(Part of a data file)
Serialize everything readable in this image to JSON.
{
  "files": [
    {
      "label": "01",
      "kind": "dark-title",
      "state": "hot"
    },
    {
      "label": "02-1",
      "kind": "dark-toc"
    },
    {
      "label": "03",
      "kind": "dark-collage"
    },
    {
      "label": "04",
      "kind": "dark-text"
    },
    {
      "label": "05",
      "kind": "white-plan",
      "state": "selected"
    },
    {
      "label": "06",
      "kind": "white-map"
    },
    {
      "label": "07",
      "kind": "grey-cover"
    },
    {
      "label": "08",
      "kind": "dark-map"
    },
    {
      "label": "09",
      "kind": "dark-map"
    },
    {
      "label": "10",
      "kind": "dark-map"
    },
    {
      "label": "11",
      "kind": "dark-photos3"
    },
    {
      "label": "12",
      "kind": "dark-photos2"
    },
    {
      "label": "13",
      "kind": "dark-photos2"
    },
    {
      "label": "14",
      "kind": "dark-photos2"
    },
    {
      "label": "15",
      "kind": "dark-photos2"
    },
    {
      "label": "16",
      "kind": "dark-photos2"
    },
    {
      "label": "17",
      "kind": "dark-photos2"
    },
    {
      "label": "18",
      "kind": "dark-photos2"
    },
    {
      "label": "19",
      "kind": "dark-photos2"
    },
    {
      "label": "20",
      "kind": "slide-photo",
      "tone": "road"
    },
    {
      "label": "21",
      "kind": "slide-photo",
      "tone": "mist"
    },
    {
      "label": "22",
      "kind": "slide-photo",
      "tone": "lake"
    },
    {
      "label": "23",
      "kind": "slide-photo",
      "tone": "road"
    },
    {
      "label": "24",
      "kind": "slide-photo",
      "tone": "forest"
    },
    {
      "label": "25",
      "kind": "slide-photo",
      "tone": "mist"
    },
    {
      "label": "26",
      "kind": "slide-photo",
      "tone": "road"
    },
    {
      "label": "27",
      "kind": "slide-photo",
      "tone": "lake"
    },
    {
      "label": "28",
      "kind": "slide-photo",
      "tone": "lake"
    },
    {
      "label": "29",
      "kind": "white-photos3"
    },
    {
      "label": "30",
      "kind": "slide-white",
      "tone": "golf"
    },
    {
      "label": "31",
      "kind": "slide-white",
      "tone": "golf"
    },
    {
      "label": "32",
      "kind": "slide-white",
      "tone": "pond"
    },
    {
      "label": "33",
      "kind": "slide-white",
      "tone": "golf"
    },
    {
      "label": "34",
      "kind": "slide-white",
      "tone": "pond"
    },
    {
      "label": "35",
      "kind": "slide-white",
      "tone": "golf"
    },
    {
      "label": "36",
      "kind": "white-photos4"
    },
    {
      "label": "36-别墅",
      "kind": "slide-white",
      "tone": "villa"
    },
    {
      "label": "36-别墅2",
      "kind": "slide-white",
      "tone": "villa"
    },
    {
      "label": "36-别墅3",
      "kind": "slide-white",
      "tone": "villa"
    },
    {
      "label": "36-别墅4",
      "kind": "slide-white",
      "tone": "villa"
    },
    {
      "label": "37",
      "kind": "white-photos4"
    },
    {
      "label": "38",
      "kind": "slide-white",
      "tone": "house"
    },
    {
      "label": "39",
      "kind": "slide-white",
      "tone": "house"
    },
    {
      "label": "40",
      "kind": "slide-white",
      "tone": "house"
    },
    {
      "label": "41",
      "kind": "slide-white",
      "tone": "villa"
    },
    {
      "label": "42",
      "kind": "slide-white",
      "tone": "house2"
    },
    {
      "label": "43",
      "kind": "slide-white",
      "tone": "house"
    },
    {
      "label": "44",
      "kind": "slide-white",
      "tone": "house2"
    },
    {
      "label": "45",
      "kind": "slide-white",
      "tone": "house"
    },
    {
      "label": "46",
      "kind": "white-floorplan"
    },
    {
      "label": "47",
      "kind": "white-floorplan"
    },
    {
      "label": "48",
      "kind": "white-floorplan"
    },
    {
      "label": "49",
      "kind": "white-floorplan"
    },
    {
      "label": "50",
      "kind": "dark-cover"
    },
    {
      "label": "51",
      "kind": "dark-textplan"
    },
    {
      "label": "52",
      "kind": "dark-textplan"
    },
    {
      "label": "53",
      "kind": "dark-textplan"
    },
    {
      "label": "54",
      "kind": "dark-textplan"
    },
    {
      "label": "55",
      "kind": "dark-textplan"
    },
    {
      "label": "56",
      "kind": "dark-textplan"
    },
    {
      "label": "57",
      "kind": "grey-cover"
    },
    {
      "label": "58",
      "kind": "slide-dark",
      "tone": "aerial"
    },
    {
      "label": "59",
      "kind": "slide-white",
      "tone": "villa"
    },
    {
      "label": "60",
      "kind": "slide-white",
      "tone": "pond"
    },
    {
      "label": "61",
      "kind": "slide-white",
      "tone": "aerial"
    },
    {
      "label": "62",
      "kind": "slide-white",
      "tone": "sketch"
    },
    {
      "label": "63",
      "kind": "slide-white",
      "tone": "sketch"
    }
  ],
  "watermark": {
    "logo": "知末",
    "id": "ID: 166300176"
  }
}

• _Required task_
Print all of the data exactly as it was given.

• _Exercise result_
Serialize everything readable in this image to JSON.
{
  "files": [
    {
      "label": "01",
      "kind": "dark-title",
      "state": "hot"
    },
    {
      "label": "02-1",
      "kind": "dark-toc"
    },
    {
      "label": "03",
      "kind": "dark-collage"
    },
    {
      "label": "04",
      "kind": "dark-text"
    },
    {
      "label": "05",
      "kind": "white-plan",
      "state": "selected"
    },
    {
      "label": "06",
      "kind": "white-map"
    },
    {
      "label": "07",
      "kind": "grey-cover"
    },
    {
      "label": "08",
      "kind": "dark-map"
    },
    {
      "label": "09",
      "kind": "dark-map"
    },
    {
      "label": "10",
      "kind": "dark-map"
    },
    {
      "label": "11",
      "kind": "dark-photos3"
    },
    {
      "label": "12",
      "kind": "dark-photos2"
    },
    {
      "label": "13",
      "kind": "dark-photos2"
    },
    {
      "label": "14",
      "kind": "dark-photos2"
    },
    {
      "label": "15",
      "kind": "dark-photos2"
    },
    {
      "label": "16",
      "kind": "dark-photos2"
    },
    {
      "label": "17",
      "kind": "dark-photos2"
    },
    {
      "label": "18",
      "kind": "dark-photos2"
    },
    {
      "label": "19",
      "kind": "dark-photos2"
    },
    {
      "label": "20",
      "kind": "slide-photo",
      "tone": "road"
    },
    {
      "label": "21",
      "kind": "slide-photo",
      "tone": "mist"
    },
    {
      "label": "22",
      "kind": "slide-photo",
      "tone": "lake"
    },
    {
      "label": "23",
      "kind": "slide-photo",
      "tone": "road"
    },
    {
      "label": "24",
      "kind": "slide-photo",
      "tone": "forest"
    },
    {
      "label": "25",
      "kind": "slide-photo",
      "tone": "mist"
    },
    {
      "label": "26",
      "kind": "slide-photo",
      "tone": "road"
    },
    {
      "label": "27",
      "kind": "slide-photo",
      "tone": "lake"
    },
    {
      "label": "28",
      "kind": "slide-photo",
      "tone": "lake"
    },
    {
      "label": "29",
      "kind": "white-photos3"
    },
    {
      "label": "30",
      "kind": "slide-white",
      "tone": "golf"
    },
    {
      "label": "31",
      "kind": "slide-white",
      "tone": "golf"
    },
    {
      "label": "32",
      "kind": "slide-white",
      "tone": "pond"
    },
    {
      "label": "33",
      "kind": "slide-white",
      "tone": "golf"
    },
    {
      "label": "34",
      "kind": "slide-white",
      "tone": "pond"
    },
    {
      "label": "35",
      "kind": "slide-white",
      "tone": "golf"
    },
    {
      "label": "36",
      "kind": "white-photos4"
    },
    {
      "label": "36-别墅",
      "kind": "slide-white",
      "tone": "villa"
    },
    {
      "label": "36-别墅2",
      "kind": "slide-white",
      "tone": "villa"
    },
    {
      "label": "36-别墅3",
      "kind": "slide-white",
      "tone": "villa"
    },
    {
      "label": "36-别墅4",
      "kind": "slide-white",
      "tone": "villa"
    },
    {
      "label": "37",
      "kind": "white-photos4"
    },
    {
      "label": "38",
      "kind": "slide-white",
      "tone": "house"
    },
    {
      "label": "39",
      "kind": "slide-white",
      "tone": "house"
    },
    {
      "label": "40",
      "kind": "slide-white",
      "tone": "house"
    },
    {
      "label": "41",
      "kind": "slide-white",
      "tone": "villa"
    },
    {
      "label": "42",
      "kind": "slide-white",
      "tone": "house2"
    },
    {
      "label": "43",
      "kind": "slide-white",
      "tone": "house"
    },
    {
      "label": "44",
      "kind": "slide-white",
      "tone": "house2"
    },
    {
      "label": "45",
      "kind": "slide-white",
      "tone": "house"
    },
    {
      "label": "46",
      "kind": "white-floorplan"
    },
    {
      "label": "47",
      "kind": "white-floorplan"
    },
    {
      "label": "48",
      "kind": "white-floorplan"
    },
    {
      "label": "49",
      "kind": "white-floorplan"
    },
    {
      "label": "50",
      "kind": "dark-cover"
    },
    {
      "label": "51",
      "kind": "dark-textplan"
    },
    {
      "label": "52",
      "kind": "dark-textplan"
    },
    {
      "label": "53",
      "kind": "dark-textplan"
    },
    {
      "label": "54",
      "kind": "dark-textplan"
    },
    {
      "label": "55",
      "kind": "dark-textplan"
    },
    {
      "label": "56",
      "kind": "dark-textplan"
    },
    {
      "label": "57",
      "kind": "grey-cover"
    },
    {
      "label": "58",
      "kind": "slide-dark",
      "tone": "aerial"
    },
    {
      "label": "59",
      "kind": "slide-white",
      "tone": "villa"
    },
    {
      "label": "60",
      "kind": "slide-white",
      "tone": "pond"
    },
    {
      "label": "61",
      "kind": "slide-white",
      "tone": "aerial"
    },
    {
      "label": "62",
      "kind": "slide-white",
      "tone": "sketch"
    },
    {
      "label": "63",
      "kind": "slide-white",
      "tone": "sketch"
    }
  ],
  "watermark": {
    "logo": "知末",
    "id": "ID: 166300176"
  }
}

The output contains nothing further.